Document section:
Abstract:
A plurality of targets comprise two spaced metal screens secured in electrical isolation. A voltage is applied to the screens such that when the screens are shorted by a penetrating metal projectile, a pulse is produced having a pulse duration representing a particular type of projectile according to the length of the projectile. A logic circuit including a counter produces a count signal representing the pulse duration and applies this count signal to a CPU which compares the count signal to stored time intervals to produce a projectile identifying signal which is applied to a LCD display for describing the type of projectile hitting the target. A target signal generator generates a signal representing any one of the targets hit in response to a hit on that one target and supplies that signal to the CPU which generates a display signal identifying the target descriptively.

Description:
FIELD OF THE INVENTION 
     This invention relates to projectile and target identifying apparatus. 
     BACKGROUND OF THE INVENTION 
     Projectile hit scorers comprising target hit indicators and projectile identifiers are known. These devices are used to score a hit on a target by various types of weapons and to identify hits of projectiles of different calibers. For example, U.S. Pat. No. 3,602,510 discloses a projectile hit scorer and detector comprising a conductive layer and a non-conductive layer ahead of the conductive layer. An impacting projectile on the non-conductive layer loses its kinetic energy causing electrons to flow into and out of the conductive layer through a load circuit. It is indicated that as a projectile passes through the air it accumulates a charge. When the projectile impacts a voltage is generated. The resultant pulse amplitude and duration is indicative of the energy in the projectile and permit identification of hits by projectiles of different caliber. The measurement of energy requires both amplitude and duration to be measured requiring an oscilloscope or, in the alternative a voltmeter and counter. The measurement of energy is somewhat cumbersome. Further, the patent states that the target signal generation awaits further test verification and experimentation, indicating that the disclosed method of projectile hit scoring is subject to possible error.

Material:
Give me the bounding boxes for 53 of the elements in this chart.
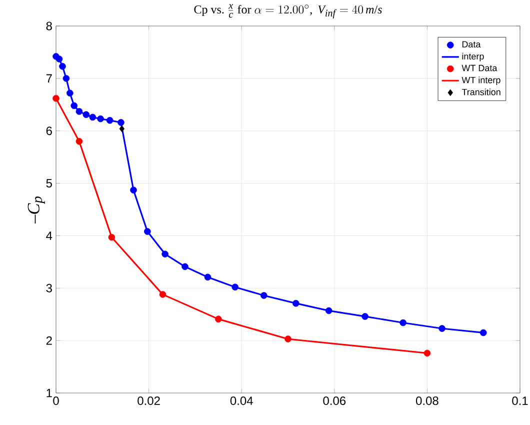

Objectives:
#1 In the patent text on projectile and target identification, which earlier U.S. patent does the background section cite?
#2 Translate this sentence from the patent text on projectile and target identification into Spanish: "This invention relates to projectile and target identifying apparatus."
#3 Continue the patent description on projectile and target identification from the point where it stops.

Outputs in order:
#1 U.S. Pat. No. 3,602,510

#2 Esta invención se refiere a un aparato para identificar proyectiles y blancos.

#3
     U.S. Pat. No. 3,727,069 discloses a target measurement system for precise projectile location. This system uses collimated light beams in a grid network to identify target location and diameter of a penetrating projectile which intercepts the beams. This system is complex and costly. Further, if a projectile misses the target area and impacts the light sources the target could be disabled. This is not desirable in a military training application where, for example, the target may be located 3000 feet or more from the projectile firing apparatus, and subject, therefore to large impact locating errors. 
     Other systems are known for recording hits on targets as shown for example in U.S. Pat. Nos. 3,112,110; 3,004,763; 2,749,124; 2,749,125; 4,240,640 and 3,401,939, the latter two patents being commonly owned with the present invention and incorporated by reference herein. The mere recording of hits on a target, however, is not as desirable as identifying the type of projectile making the hit and also, identifying a given target among an array of targets. 
     The present inventors recognize a need for a low cost, simple apparatus for both identifying projectiles hitting a target by projectile type and also for distinguishing between targets hit. The target must also survive hits throughout the target without impairing the target&#39;s ability to function so as to withstand numerous hits from a variety of types of projectiles. The projectile types must be identified repeatedly and reliably with a high degree of accuracy. Further, the identification must be made simply so that unskilled persons can readily read the results quickly and accurately.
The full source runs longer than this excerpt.